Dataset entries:
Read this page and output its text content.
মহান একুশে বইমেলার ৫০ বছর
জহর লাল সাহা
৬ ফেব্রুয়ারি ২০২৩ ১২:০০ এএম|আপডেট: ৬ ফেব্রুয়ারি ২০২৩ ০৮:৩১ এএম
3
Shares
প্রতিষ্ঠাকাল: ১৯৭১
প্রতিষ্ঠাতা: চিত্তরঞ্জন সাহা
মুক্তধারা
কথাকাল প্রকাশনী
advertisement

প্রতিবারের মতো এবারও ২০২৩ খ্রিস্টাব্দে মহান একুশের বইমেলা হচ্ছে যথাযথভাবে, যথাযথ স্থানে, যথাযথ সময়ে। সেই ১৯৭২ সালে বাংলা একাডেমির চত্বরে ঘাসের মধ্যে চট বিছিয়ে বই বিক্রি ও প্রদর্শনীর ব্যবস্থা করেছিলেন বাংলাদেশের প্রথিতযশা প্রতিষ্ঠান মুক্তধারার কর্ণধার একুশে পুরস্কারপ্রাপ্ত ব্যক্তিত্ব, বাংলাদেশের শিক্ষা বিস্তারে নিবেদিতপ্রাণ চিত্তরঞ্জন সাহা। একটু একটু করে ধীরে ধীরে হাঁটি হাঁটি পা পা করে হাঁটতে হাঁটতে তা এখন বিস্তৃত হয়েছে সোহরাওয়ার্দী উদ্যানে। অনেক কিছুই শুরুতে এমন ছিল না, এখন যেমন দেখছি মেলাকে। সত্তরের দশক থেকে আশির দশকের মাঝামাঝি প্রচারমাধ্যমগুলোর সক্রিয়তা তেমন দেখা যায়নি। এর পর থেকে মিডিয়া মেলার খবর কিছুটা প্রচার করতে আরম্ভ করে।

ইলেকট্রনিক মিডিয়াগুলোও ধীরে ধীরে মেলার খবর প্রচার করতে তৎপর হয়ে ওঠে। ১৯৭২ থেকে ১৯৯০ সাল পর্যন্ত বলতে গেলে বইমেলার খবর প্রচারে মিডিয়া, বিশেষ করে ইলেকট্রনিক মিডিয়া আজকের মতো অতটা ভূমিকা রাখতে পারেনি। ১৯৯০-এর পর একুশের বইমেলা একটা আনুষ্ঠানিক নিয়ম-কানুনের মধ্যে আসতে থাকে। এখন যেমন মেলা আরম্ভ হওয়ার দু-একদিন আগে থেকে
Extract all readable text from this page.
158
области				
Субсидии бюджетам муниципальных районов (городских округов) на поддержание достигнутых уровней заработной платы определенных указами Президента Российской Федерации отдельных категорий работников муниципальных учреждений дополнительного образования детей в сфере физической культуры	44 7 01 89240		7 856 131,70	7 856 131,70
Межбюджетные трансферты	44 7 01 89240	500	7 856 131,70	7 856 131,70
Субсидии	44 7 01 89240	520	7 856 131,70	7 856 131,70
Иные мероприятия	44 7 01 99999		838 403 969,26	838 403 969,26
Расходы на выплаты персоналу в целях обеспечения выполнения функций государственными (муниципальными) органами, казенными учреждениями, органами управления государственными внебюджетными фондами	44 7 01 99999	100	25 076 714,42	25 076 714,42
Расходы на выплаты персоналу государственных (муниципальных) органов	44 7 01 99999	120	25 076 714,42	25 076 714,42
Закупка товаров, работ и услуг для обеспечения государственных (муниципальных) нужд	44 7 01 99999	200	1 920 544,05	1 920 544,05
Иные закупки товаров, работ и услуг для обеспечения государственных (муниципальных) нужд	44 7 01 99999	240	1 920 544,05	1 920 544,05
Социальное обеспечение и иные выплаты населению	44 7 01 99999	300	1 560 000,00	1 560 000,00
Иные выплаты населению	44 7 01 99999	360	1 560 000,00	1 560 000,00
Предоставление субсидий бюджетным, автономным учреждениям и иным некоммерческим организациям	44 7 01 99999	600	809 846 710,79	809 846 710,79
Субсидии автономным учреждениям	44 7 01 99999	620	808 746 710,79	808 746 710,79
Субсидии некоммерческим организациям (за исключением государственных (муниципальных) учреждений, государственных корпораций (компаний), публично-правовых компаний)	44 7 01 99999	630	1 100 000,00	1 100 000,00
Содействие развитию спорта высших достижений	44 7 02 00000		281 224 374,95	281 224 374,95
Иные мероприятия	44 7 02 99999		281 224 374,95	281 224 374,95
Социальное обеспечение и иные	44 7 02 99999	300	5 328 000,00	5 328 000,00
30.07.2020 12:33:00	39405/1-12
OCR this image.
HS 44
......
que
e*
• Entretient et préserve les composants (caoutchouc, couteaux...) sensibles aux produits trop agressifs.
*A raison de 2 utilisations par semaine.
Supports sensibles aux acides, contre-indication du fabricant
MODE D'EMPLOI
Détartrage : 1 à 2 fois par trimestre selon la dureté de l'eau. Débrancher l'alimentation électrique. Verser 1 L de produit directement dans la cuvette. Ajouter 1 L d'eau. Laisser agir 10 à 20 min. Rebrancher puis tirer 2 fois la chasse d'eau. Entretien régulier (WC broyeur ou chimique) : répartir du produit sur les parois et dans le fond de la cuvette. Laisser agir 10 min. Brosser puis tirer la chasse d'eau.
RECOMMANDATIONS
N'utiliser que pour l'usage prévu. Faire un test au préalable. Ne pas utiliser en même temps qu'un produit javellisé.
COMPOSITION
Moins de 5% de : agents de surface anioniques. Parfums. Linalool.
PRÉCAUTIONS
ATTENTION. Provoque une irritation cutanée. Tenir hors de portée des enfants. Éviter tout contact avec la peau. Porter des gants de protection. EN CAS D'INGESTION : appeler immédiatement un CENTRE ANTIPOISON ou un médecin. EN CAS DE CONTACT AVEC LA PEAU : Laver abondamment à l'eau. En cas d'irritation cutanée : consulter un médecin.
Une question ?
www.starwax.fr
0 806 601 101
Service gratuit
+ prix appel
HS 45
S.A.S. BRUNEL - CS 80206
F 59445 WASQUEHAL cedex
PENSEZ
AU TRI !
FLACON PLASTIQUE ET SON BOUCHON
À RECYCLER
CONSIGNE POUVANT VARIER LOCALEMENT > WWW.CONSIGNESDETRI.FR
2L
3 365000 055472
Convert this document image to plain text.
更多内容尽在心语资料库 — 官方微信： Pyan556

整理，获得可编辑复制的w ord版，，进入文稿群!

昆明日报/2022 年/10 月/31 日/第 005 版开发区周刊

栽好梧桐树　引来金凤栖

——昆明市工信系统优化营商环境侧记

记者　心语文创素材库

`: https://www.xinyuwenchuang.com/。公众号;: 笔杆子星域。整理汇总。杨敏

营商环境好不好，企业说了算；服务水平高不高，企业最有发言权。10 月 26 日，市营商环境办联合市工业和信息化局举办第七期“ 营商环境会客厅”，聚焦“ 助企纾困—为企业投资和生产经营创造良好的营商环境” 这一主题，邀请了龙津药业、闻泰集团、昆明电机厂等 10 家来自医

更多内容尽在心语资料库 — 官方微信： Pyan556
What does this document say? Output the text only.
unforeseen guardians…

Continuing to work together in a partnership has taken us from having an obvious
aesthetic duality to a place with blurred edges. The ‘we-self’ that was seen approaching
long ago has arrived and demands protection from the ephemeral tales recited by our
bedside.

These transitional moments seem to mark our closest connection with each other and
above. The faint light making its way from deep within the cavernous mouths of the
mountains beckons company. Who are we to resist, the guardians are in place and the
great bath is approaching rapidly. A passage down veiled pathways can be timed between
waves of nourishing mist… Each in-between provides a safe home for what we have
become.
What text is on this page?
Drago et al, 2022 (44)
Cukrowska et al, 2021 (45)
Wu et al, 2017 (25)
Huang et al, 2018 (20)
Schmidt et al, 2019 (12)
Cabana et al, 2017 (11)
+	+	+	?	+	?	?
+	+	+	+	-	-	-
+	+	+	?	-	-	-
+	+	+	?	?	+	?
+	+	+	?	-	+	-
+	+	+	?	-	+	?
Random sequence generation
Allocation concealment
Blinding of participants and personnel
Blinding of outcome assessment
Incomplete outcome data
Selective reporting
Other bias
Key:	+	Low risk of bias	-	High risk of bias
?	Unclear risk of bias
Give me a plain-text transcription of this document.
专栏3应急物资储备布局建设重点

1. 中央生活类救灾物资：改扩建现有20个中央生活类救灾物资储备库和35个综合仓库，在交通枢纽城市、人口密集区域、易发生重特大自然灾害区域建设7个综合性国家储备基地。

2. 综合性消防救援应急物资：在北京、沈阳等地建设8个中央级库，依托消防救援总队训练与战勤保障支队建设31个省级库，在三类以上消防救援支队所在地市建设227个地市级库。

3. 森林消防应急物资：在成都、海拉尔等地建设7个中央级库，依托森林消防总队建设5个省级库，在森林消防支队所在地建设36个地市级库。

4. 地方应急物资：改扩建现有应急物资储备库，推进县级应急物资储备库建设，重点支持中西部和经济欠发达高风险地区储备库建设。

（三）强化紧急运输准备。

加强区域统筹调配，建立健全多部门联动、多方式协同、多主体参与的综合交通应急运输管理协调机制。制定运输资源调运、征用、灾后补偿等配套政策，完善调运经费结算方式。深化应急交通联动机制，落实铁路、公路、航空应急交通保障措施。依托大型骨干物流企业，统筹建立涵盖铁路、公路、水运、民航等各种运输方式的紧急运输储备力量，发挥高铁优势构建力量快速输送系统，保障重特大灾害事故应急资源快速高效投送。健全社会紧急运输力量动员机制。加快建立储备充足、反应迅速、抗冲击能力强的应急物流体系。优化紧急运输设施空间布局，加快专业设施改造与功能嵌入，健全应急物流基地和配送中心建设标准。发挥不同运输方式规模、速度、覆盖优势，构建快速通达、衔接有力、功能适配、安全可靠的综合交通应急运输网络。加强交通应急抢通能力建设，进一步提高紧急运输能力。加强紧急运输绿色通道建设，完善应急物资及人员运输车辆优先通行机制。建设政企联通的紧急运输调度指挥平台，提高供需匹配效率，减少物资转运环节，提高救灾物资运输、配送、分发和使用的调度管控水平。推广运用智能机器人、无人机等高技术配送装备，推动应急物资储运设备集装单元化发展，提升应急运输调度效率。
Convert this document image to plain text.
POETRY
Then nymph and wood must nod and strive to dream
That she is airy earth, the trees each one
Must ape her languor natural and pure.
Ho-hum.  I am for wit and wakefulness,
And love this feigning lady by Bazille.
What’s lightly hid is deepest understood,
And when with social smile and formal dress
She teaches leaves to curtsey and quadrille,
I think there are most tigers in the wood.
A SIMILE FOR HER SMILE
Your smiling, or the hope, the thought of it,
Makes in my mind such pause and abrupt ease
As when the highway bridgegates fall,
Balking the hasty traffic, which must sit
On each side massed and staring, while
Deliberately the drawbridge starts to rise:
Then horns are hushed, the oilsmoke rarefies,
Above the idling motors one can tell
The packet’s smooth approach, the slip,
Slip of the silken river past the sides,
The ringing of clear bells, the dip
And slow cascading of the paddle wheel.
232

* [AIM OF THE EXERCISE]
Check the data for the word "Социальное" and pull out the lines that have it.

* [WORKED ANSWER]
Социальное обеспечение и иные выплаты населению	44 7 01 99999	300	1 560 000,00	1 560 000,00
Социальное обеспечение и иные	44 7 02 99999	300	5 328 000,00	5 328 000,00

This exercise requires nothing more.